▸ What needs to be done:
Print the entries in full, word for word, but not the pictures.

## Start Supplied data

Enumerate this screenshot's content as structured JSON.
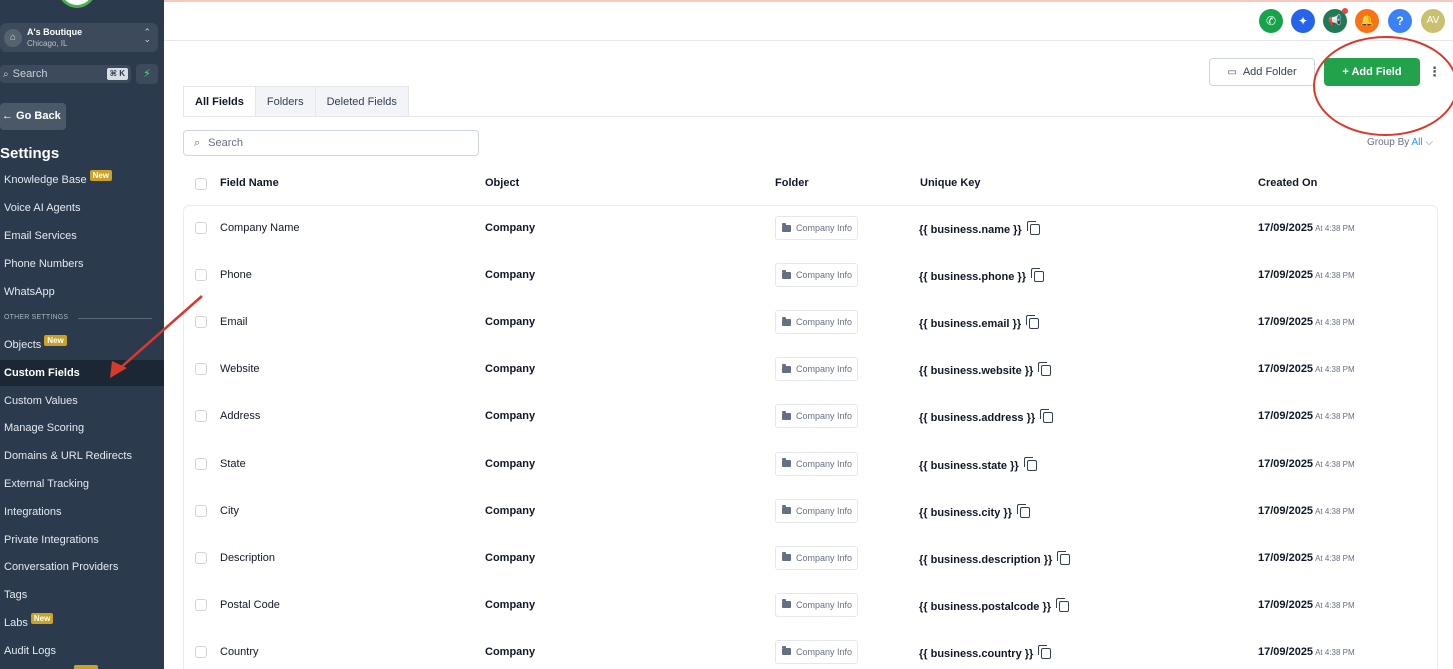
{
  "location": {
    "name": "A's Boutique",
    "city": "Chicago, IL"
  },
  "sidebar_search": {
    "placeholder": "Search",
    "shortcut": "⌘ K"
  },
  "go_back_label": "← Go Back",
  "settings_title": "Settings",
  "nav": {
    "items": [
      {
        "label": "Knowledge Base",
        "badge": "New"
      },
      {
        "label": "Voice AI Agents"
      },
      {
        "label": "Email Services"
      },
      {
        "label": "Phone Numbers"
      },
      {
        "label": "WhatsApp"
      }
    ],
    "section_label": "OTHER SETTINGS",
    "other_items": [
      {
        "label": "Objects",
        "badge": "New"
      },
      {
        "label": "Custom Fields",
        "active": true
      },
      {
        "label": "Custom Values"
      },
      {
        "label": "Manage Scoring"
      },
      {
        "label": "Domains & URL Redirects"
      },
      {
        "label": "External Tracking"
      },
      {
        "label": "Integrations"
      },
      {
        "label": "Private Integrations"
      },
      {
        "label": "Conversation Providers"
      },
      {
        "label": "Tags"
      },
      {
        "label": "Labs",
        "badge": "New"
      },
      {
        "label": "Audit Logs"
      }
    ]
  },
  "topbar": {
    "icons": [
      {
        "name": "phone-icon",
        "glyph": "✆",
        "color": "#16a34a"
      },
      {
        "name": "sparkle-icon",
        "glyph": "✦",
        "color": "#2563eb"
      },
      {
        "name": "megaphone-icon",
        "glyph": "📢",
        "color": "#1f7a55"
      },
      {
        "name": "bell-icon",
        "glyph": "🔔",
        "color": "#f97316"
      },
      {
        "name": "help-icon",
        "glyph": "?",
        "color": "#3b82f6"
      }
    ],
    "avatar_initials": "AV",
    "avatar_color": "#c9c070"
  },
  "actions": {
    "add_folder": "Add Folder",
    "add_field": "+ Add Field"
  },
  "tabs": [
    "All Fields",
    "Folders",
    "Deleted Fields"
  ],
  "table_search_placeholder": "Search",
  "group_by": {
    "label": "Group By",
    "value": "All"
  },
  "table": {
    "headers": {
      "field_name": "Field Name",
      "object": "Object",
      "folder": "Folder",
      "unique_key": "Unique Key",
      "created_on": "Created On"
    },
    "rows": [
      {
        "name": "Company Name",
        "object": "Company",
        "folder": "Company Info",
        "key": "{{ business.name }}",
        "date": "17/09/2025",
        "time": "At 4:38 PM"
      },
      {
        "name": "Phone",
        "object": "Company",
        "folder": "Company Info",
        "key": "{{ business.phone }}",
        "date": "17/09/2025",
        "time": "At 4:38 PM"
      },
      {
        "name": "Email",
        "object": "Company",
        "folder": "Company Info",
        "key": "{{ business.email }}",
        "date": "17/09/2025",
        "time": "At 4:38 PM"
      },
      {
        "name": "Website",
        "object": "Company",
        "folder": "Company Info",
        "key": "{{ business.website }}",
        "date": "17/09/2025",
        "time": "At 4:38 PM"
      },
      {
        "name": "Address",
        "object": "Company",
        "folder": "Company Info",
        "key": "{{ business.address }}",
        "date": "17/09/2025",
        "time": "At 4:38 PM"
      },
      {
        "name": "State",
        "object": "Company",
        "folder": "Company Info",
        "key": "{{ business.state }}",
        "date": "17/09/2025",
        "time": "At 4:38 PM"
      },
      {
        "name": "City",
        "object": "Company",
        "folder": "Company Info",
        "key": "{{ business.city }}",
        "date": "17/09/2025",
        "time": "At 4:38 PM"
      },
      {
        "name": "Description",
        "object": "Company",
        "folder": "Company Info",
        "key": "{{ business.description }}",
        "date": "17/09/2025",
        "time": "At 4:38 PM"
      },
      {
        "name": "Postal Code",
        "object": "Company",
        "folder": "Company Info",
        "key": "{{ business.postalcode }}",
        "date": "17/09/2025",
        "time": "At 4:38 PM"
      },
      {
        "name": "Country",
        "object": "Company",
        "folder": "Company Info",
        "key": "{{ business.country }}",
        "date": "17/09/2025",
        "time": "At 4:38 PM"
      }
    ]
  },
  "annotation_color": "#d9392b"
}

## End Supplied data

▸ Finished exercise:
Enumerate this screenshot's content as structured JSON.
{
  "location": {
    "name": "A's Boutique",
    "city": "Chicago, IL"
  },
  "sidebar_search": {
    "placeholder": "Search",
    "shortcut": "⌘ K"
  },
  "go_back_label": "← Go Back",
  "settings_title": "Settings",
  "nav": {
    "items": [
      {
        "label": "Knowledge Base",
        "badge": "New"
      },
      {
        "label": "Voice AI Agents"
      },
      {
        "label": "Email Services"
      },
      {
        "label": "Phone Numbers"
      },
      {
        "label": "WhatsApp"
      }
    ],
    "section_label": "OTHER SETTINGS",
    "other_items": [
      {
        "label": "Objects",
        "badge": "New"
      },
      {
        "label": "Custom Fields",
        "active": true
      },
      {
        "label": "Custom Values"
      },
      {
        "label": "Manage Scoring"
      },
      {
        "label": "Domains & URL Redirects"
      },
      {
        "label": "External Tracking"
      },
      {
        "label": "Integrations"
      },
      {
        "label": "Private Integrations"
      },
      {
        "label": "Conversation Providers"
      },
      {
        "label": "Tags"
      },
      {
        "label": "Labs",
        "badge": "New"
      },
      {
        "label": "Audit Logs"
      }
    ]
  },
  "topbar": {
    "icons": [
      {
        "name": "phone-icon",
        "glyph": "✆",
        "color": "#16a34a"
      },
      {
        "name": "sparkle-icon",
        "glyph": "✦",
        "color": "#2563eb"
      },
      {
        "name": "megaphone-icon",
        "glyph": "📢",
        "color": "#1f7a55"
      },
      {
        "name": "bell-icon",
        "glyph": "🔔",
        "color": "#f97316"
      },
      {
        "name": "help-icon",
        "glyph": "?",
        "color": "#3b82f6"
      }
    ],
    "avatar_initials": "AV",
    "avatar_color": "#c9c070"
  },
  "actions": {
    "add_folder": "Add Folder",
    "add_field": "+ Add Field"
  },
  "tabs": [
    "All Fields",
    "Folders",
    "Deleted Fields"
  ],
  "table_search_placeholder": "Search",
  "group_by": {
    "label": "Group By",
    "value": "All"
  },
  "table": {
    "headers": {
      "field_name": "Field Name",
      "object": "Object",
      "folder": "Folder",
      "unique_key": "Unique Key",
      "created_on": "Created On"
    },
    "rows": [
      {
        "name": "Company Name",
        "object": "Company",
        "folder": "Company Info",
        "key": "{{ business.name }}",
        "date": "17/09/2025",
        "time": "At 4:38 PM"
      },
      {
        "name": "Phone",
        "object": "Company",
        "folder": "Company Info",
        "key": "{{ business.phone }}",
        "date": "17/09/2025",
        "time": "At 4:38 PM"
      },
      {
        "name": "Email",
        "object": "Company",
        "folder": "Company Info",
        "key": "{{ business.email }}",
        "date": "17/09/2025",
        "time": "At 4:38 PM"
      },
      {
        "name": "Website",
        "object": "Company",
        "folder": "Company Info",
        "key": "{{ business.website }}",
        "date": "17/09/2025",
        "time": "At 4:38 PM"
      },
      {
        "name": "Address",
        "object": "Company",
        "folder": "Company Info",
        "key": "{{ business.address }}",
        "date": "17/09/2025",
        "time": "At 4:38 PM"
      },
      {
        "name": "State",
        "object": "Company",
        "folder": "Company Info",
        "key": "{{ business.state }}",
        "date": "17/09/2025",
        "time": "At 4:38 PM"
      },
      {
        "name": "City",
        "object": "Company",
        "folder": "Company Info",
        "key": "{{ business.city }}",
        "date": "17/09/2025",
        "time": "At 4:38 PM"
      },
      {
        "name": "Description",
        "object": "Company",
        "folder": "Company Info",
        "key": "{{ business.description }}",
        "date": "17/09/2025",
        "time": "At 4:38 PM"
      },
      {
        "name": "Postal Code",
        "object": "Company",
        "folder": "Company Info",
        "key": "{{ business.postalcode }}",
        "date": "17/09/2025",
        "time": "At 4:38 PM"
      },
      {
        "name": "Country",
        "object": "Company",
        "folder": "Company Info",
        "key": "{{ business.country }}",
        "date": "17/09/2025",
        "time": "At 4:38 PM"
      }
    ]
  },
  "annotation_color": "#d9392b"
}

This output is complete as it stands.